----- 文章の抜き出し

入塾面談の真のゴールとは?入塾面談のよくある失敗例と対応策

「入塾面談」という言葉から、入塾を決めた子ども・保護者と自塾の方針や入塾手続きについて説明する場と思われがちです。しかし入塾の意欲を高め、今後の塾生活を有意義なものにしていくためには、入塾面談のゴールを手続きや説明とするのはあまりにももったいないのです。今回は入塾面談で目指すべきゴールについてお伝えします。塾側が抱える入塾面談での悩みや失敗談について、事例と共に紐解いてみましょう。

監修いただいた先生

入塾面談は手続きで終わらせず「合意形成の場」とする

前提として、「塾という存在は、子ども・保護者にとってどういった関係になるべきか」を定義したいと思います。各教科をしっかりと教える「教師」という役割だけでしょうか。子どもを支える「サポーター」、または同じゴールを目指す「パートナー」、それとも子どもや保護者の思いに共感してくれる「理解者」でしょうか。どれも必要なことですが、私は、塾は子どもにとって同じゴールを目指す「パートナー」になるべきだと考えています。

----------
----- 保存データ

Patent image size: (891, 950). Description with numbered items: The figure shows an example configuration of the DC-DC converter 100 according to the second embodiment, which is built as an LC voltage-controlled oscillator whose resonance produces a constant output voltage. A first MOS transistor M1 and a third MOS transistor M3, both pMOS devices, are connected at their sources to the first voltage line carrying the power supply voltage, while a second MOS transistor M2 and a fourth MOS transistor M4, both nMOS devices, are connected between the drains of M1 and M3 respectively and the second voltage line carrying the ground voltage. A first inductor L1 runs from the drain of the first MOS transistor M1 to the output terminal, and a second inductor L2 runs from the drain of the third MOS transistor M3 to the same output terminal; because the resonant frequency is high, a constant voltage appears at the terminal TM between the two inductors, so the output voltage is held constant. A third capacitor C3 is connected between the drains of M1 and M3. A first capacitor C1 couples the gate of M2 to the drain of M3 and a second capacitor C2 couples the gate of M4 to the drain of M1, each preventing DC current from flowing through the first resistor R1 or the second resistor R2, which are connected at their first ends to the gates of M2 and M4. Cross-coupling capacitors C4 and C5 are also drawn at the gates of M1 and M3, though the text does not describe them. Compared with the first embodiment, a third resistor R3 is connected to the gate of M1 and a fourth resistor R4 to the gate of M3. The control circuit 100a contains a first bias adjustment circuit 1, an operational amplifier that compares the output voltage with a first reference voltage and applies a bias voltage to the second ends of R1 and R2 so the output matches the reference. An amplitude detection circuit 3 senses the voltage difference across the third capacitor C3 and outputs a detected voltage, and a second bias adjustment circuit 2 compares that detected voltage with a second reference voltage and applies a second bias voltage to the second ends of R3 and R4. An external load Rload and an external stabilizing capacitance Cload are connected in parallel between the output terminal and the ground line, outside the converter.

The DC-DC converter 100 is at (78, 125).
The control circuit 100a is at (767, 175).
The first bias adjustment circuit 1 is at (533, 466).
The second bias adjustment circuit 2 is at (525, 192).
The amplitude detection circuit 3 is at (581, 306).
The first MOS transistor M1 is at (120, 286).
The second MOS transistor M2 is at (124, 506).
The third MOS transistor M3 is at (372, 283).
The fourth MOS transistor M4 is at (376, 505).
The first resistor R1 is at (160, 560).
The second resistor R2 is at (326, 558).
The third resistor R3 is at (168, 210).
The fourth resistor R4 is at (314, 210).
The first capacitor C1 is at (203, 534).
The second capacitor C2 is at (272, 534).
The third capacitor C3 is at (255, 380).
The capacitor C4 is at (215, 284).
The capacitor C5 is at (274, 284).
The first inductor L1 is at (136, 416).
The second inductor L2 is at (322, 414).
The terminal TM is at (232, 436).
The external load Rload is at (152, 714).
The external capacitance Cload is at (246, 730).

----------

■ **やること**:
入塾面談についての文章で、書き手は塾が子どもにとってどんな存在になるべきだと考えていますか。

■ **答え**:
同じゴールを目指す「パートナー」です。